Records shown ::
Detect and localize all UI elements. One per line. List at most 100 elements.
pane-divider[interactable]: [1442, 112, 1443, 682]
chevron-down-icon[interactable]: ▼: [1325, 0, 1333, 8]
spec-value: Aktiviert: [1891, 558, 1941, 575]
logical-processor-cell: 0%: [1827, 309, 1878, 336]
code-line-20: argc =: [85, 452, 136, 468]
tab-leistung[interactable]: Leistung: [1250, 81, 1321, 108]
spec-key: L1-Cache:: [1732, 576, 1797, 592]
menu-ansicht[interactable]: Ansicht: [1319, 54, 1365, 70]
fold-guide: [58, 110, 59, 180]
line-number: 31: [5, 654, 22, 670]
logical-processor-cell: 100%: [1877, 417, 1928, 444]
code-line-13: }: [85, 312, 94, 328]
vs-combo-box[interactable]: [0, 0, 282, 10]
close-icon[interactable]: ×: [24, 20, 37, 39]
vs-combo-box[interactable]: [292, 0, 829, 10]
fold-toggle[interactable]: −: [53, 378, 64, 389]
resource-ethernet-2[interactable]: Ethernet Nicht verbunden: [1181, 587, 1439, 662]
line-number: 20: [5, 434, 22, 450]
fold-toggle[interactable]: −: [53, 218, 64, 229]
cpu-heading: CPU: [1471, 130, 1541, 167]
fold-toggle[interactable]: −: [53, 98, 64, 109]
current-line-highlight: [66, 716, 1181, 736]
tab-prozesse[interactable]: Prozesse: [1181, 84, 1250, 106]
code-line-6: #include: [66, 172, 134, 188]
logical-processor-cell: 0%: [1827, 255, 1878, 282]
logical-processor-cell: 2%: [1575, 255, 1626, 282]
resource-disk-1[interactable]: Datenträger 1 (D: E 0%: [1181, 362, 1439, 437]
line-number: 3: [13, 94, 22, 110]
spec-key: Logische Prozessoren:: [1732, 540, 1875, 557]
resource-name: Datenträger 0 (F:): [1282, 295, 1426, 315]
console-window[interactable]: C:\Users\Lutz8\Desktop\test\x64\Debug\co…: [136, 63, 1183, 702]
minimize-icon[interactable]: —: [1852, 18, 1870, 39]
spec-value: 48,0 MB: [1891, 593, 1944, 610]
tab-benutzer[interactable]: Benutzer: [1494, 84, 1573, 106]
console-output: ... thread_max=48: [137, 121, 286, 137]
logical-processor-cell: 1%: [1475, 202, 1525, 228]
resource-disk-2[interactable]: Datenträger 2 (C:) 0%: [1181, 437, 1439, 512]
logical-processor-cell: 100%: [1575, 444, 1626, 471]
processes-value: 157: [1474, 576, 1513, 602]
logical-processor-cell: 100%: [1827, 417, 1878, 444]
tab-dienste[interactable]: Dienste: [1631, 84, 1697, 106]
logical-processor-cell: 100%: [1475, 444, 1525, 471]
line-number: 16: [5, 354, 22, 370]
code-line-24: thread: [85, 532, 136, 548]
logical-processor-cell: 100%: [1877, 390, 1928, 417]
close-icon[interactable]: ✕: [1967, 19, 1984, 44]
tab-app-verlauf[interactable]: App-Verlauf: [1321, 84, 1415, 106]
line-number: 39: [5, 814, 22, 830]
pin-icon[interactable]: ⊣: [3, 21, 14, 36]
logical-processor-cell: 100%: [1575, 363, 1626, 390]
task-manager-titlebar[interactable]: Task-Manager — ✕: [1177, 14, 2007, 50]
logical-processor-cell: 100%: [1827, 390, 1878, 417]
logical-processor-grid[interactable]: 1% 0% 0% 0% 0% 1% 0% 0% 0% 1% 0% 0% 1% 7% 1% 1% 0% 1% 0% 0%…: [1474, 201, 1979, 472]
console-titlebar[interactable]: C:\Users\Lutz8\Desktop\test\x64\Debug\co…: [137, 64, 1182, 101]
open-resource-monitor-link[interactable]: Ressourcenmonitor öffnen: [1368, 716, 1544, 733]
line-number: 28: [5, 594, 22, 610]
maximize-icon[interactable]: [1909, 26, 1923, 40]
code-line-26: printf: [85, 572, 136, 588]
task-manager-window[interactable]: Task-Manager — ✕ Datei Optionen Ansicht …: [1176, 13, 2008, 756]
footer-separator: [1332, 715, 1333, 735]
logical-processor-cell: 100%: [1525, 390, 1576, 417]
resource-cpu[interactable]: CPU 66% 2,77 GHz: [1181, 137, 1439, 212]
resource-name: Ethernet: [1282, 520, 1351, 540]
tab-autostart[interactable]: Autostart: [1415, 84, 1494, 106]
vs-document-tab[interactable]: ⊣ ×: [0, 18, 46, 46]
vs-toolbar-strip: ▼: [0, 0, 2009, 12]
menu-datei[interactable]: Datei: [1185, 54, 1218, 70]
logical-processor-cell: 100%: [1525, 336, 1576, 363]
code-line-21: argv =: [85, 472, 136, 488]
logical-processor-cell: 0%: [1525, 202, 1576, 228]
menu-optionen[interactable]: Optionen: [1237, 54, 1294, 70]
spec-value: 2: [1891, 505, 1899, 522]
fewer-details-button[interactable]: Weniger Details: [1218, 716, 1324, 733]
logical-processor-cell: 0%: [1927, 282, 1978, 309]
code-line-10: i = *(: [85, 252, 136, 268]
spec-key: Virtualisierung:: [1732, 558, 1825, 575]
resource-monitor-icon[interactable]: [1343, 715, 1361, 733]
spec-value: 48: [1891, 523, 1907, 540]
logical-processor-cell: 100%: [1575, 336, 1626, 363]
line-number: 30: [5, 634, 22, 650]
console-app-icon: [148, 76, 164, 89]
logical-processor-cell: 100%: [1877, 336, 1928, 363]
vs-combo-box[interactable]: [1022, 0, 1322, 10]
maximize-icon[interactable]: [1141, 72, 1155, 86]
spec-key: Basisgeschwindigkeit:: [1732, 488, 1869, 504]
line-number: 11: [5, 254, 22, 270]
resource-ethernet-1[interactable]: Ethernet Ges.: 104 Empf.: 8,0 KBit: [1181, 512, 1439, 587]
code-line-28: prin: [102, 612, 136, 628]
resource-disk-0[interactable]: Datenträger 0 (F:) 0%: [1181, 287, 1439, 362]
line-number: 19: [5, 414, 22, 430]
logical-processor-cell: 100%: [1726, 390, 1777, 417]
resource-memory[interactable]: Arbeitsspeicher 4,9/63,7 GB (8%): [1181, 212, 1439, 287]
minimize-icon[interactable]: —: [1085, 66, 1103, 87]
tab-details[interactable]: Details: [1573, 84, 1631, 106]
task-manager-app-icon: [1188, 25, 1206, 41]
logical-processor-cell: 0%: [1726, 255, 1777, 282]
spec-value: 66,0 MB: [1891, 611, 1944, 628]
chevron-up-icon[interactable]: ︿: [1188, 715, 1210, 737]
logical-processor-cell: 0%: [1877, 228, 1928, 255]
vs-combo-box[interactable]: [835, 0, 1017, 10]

Short task ::
Give every line of the material above as a Markdown table with two columns, No. and Entry. Number the rows in order and omit blank lines.

Answer in full ::
| No. | Entry |
|---|---|
| 1 | Detect and localize all UI elements. One per line. List at most 100 elements. |
| 2 | pane-divider[interactable]: [1442, 112, 1443, 682] |
| 3 | chevron-down-icon[interactable]: ▼: [1325, 0, 1333, 8] |
| 4 | spec-value: Aktiviert: [1891, 558, 1941, 575] |
| 5 | logical-processor-cell: 0%: [1827, 309, 1878, 336] |
| 6 | code-line-20: argc =: [85, 452, 136, 468] |
| 7 | tab-leistung[interactable]: Leistung: [1250, 81, 1321, 108] |
| 8 | spec-key: L1-Cache:: [1732, 576, 1797, 592] |
| 9 | menu-ansicht[interactable]: Ansicht: [1319, 54, 1365, 70] |
| 10 | fold-guide: [58, 110, 59, 180] |
| 11 | line-number: 31: [5, 654, 22, 670] |
| 12 | logical-processor-cell: 100%: [1877, 417, 1928, 444] |
| 13 | code-line-13: }: [85, 312, 94, 328] |
| 14 | vs-combo-box[interactable]: [0, 0, 282, 10] |
| 15 | close-icon[interactable]: ×: [24, 20, 37, 39] |
| 16 | vs-combo-box[interactable]: [292, 0, 829, 10] |
| 17 | fold-toggle[interactable]: −: [53, 378, 64, 389] |
| 18 | resource-ethernet-2[interactable]: Ethernet Nicht verbunden: [1181, 587, 1439, 662] |
| 19 | line-number: 20: [5, 434, 22, 450] |
| 20 | fold-toggle[interactable]: −: [53, 218, 64, 229] |
| 21 | cpu-heading: CPU: [1471, 130, 1541, 167] |
| 22 | fold-toggle[interactable]: −: [53, 98, 64, 109] |
| 23 | current-line-highlight: [66, 716, 1181, 736] |
| 24 | tab-prozesse[interactable]: Prozesse: [1181, 84, 1250, 106] |
| 25 | code-line-6: #include: [66, 172, 134, 188] |
| 26 | logical-processor-cell: 0%: [1827, 255, 1878, 282] |
| 27 | logical-processor-cell: 2%: [1575, 255, 1626, 282] |
| 28 | resource-disk-1[interactable]: Datenträger 1 (D: E 0%: [1181, 362, 1439, 437] |
| 29 | line-number: 3: [13, 94, 22, 110] |
| 30 | spec-key: Logische Prozessoren:: [1732, 540, 1875, 557] |
| 31 | resource-name: Datenträger 0 (F:): [1282, 295, 1426, 315] |
| 32 | console-window[interactable]: C:\Users\Lutz8\Desktop\test\x64\Debug\co…: [136, 63, 1183, 702] |
| 33 | minimize-icon[interactable]: —: [1852, 18, 1870, 39] |
| 34 | spec-value: 48,0 MB: [1891, 593, 1944, 610] |
| 35 | tab-benutzer[interactable]: Benutzer: [1494, 84, 1573, 106] |
| 36 | console-output: ... thread_max=48: [137, 121, 286, 137] |
| 37 | logical-processor-cell: 1%: [1475, 202, 1525, 228] |
| 38 | resource-disk-2[interactable]: Datenträger 2 (C:) 0%: [1181, 437, 1439, 512] |
| 39 | logical-processor-cell: 100%: [1575, 444, 1626, 471] |
| 40 | processes-value: 157: [1474, 576, 1513, 602] |
| 41 | logical-processor-cell: 100%: [1827, 417, 1878, 444] |
| 42 | tab-dienste[interactable]: Dienste: [1631, 84, 1697, 106] |
| 43 | logical-processor-cell: 100%: [1475, 444, 1525, 471] |
| 44 | line-number: 16: [5, 354, 22, 370] |
| 45 | code-line-24: thread: [85, 532, 136, 548] |
| 46 | logical-processor-cell: 100%: [1877, 390, 1928, 417] |
| 47 | close-icon[interactable]: ✕: [1967, 19, 1984, 44] |
| 48 | tab-app-verlauf[interactable]: App-Verlauf: [1321, 84, 1415, 106] |
| 49 | line-number: 39: [5, 814, 22, 830] |
| 50 | pin-icon[interactable]: ⊣: [3, 21, 14, 36] |
| 51 | logical-processor-cell: 100%: [1575, 363, 1626, 390] |
| 52 | task-manager-titlebar[interactable]: Task-Manager — ✕: [1177, 14, 2007, 50] |
| 53 | logical-processor-cell: 100%: [1827, 390, 1878, 417] |
| 54 | logical-processor-grid[interactable]: 1% 0% 0% 0% 0% 1% 0% 0% 0% 1% 0% 0% 1% 7% 1% 1% 0% 1% 0% 0%…: [1474, 201, 1979, 472] |
| 55 | console-titlebar[interactable]: C:\Users\Lutz8\Desktop\test\x64\Debug\co…: [137, 64, 1182, 101] |
| 56 | open-resource-monitor-link[interactable]: Ressourcenmonitor öffnen: [1368, 716, 1544, 733] |
| 57 | line-number: 28: [5, 594, 22, 610] |
| 58 | maximize-icon[interactable]: [1909, 26, 1923, 40] |
| 59 | code-line-26: printf: [85, 572, 136, 588] |
| 60 | task-manager-window[interactable]: Task-Manager — ✕ Datei Optionen Ansicht …: [1176, 13, 2008, 756] |
| 61 | footer-separator: [1332, 715, 1333, 735] |
| 62 | logical-processor-cell: 100%: [1525, 390, 1576, 417] |
| 63 | resource-cpu[interactable]: CPU 66% 2,77 GHz: [1181, 137, 1439, 212] |
| 64 | resource-name: Ethernet: [1282, 520, 1351, 540] |
| 65 | tab-autostart[interactable]: Autostart: [1415, 84, 1494, 106] |
| 66 | vs-document-tab[interactable]: ⊣ ×: [0, 18, 46, 46] |
| 67 | vs-toolbar-strip: ▼: [0, 0, 2009, 12] |
| 68 | menu-datei[interactable]: Datei: [1185, 54, 1218, 70] |
| 69 | logical-processor-cell: 100%: [1525, 336, 1576, 363] |
| 70 | code-line-21: argv =: [85, 472, 136, 488] |
| 71 | logical-processor-cell: 0%: [1525, 202, 1576, 228] |
| 72 | menu-optionen[interactable]: Optionen: [1237, 54, 1294, 70] |
| 73 | spec-value: 2: [1891, 505, 1899, 522] |
| 74 | fewer-details-button[interactable]: Weniger Details: [1218, 716, 1324, 733] |
| 75 | logical-processor-cell: 0%: [1927, 282, 1978, 309] |
| 76 | code-line-10: i = *(: [85, 252, 136, 268] |
| 77 | spec-key: Virtualisierung:: [1732, 558, 1825, 575] |
| 78 | resource-monitor-icon[interactable]: [1343, 715, 1361, 733] |
| 79 | spec-value: 48: [1891, 523, 1907, 540] |
| 80 | logical-processor-cell: 100%: [1575, 336, 1626, 363] |
| 81 | line-number: 30: [5, 634, 22, 650] |
| 82 | console-app-icon: [148, 76, 164, 89] |
| 83 | logical-processor-cell: 100%: [1877, 336, 1928, 363] |
| 84 | vs-combo-box[interactable]: [1022, 0, 1322, 10] |
| 85 | maximize-icon[interactable]: [1141, 72, 1155, 86] |
| 86 | spec-key: Basisgeschwindigkeit:: [1732, 488, 1869, 504] |
| 87 | line-number: 11: [5, 254, 22, 270] |
| 88 | resource-ethernet-1[interactable]: Ethernet Ges.: 104 Empf.: 8,0 KBit: [1181, 512, 1439, 587] |
| 89 | code-line-28: prin: [102, 612, 136, 628] |
| 90 | resource-disk-0[interactable]: Datenträger 0 (F:) 0%: [1181, 287, 1439, 362] |
| 91 | line-number: 19: [5, 414, 22, 430] |
| 92 | logical-processor-cell: 100%: [1726, 390, 1777, 417] |
| 93 | resource-memory[interactable]: Arbeitsspeicher 4,9/63,7 GB (8%): [1181, 212, 1439, 287] |
| 94 | minimize-icon[interactable]: —: [1085, 66, 1103, 87] |
| 95 | tab-details[interactable]: Details: [1573, 84, 1631, 106] |
| 96 | task-manager-app-icon: [1188, 25, 1206, 41] |
| 97 | logical-processor-cell: 0%: [1726, 255, 1777, 282] |
| 98 | spec-value: 66,0 MB: [1891, 611, 1944, 628] |
| 99 | chevron-up-icon[interactable]: ︿: [1188, 715, 1210, 737] |
| 100 | logical-processor-cell: 0%: [1877, 228, 1928, 255] |
| 101 | vs-combo-box[interactable]: [835, 0, 1017, 10] |